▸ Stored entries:
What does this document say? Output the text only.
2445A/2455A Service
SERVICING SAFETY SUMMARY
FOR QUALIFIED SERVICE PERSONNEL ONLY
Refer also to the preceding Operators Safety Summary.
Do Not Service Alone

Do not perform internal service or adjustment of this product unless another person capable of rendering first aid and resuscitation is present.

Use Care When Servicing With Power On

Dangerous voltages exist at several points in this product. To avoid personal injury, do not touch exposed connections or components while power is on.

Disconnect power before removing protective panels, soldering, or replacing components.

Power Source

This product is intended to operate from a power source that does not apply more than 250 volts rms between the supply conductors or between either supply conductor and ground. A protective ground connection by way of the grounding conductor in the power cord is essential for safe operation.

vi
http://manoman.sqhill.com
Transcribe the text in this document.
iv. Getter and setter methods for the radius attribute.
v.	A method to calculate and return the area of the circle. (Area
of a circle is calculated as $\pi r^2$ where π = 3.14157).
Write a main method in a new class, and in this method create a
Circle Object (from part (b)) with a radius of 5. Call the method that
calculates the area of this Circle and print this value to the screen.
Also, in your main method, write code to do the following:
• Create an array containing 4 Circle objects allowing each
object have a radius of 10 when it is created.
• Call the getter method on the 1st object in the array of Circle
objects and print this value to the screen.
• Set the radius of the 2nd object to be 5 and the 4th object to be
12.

▸ REQUEST:
Above are the records. Identify each line that contains the word "components".

▸ EXERCISE SOLUTION:
Dangerous voltages exist at several points in this product. To avoid personal injury, do not touch exposed connections or components while power is on.
Disconnect power before removing protective panels, soldering, or replacing components.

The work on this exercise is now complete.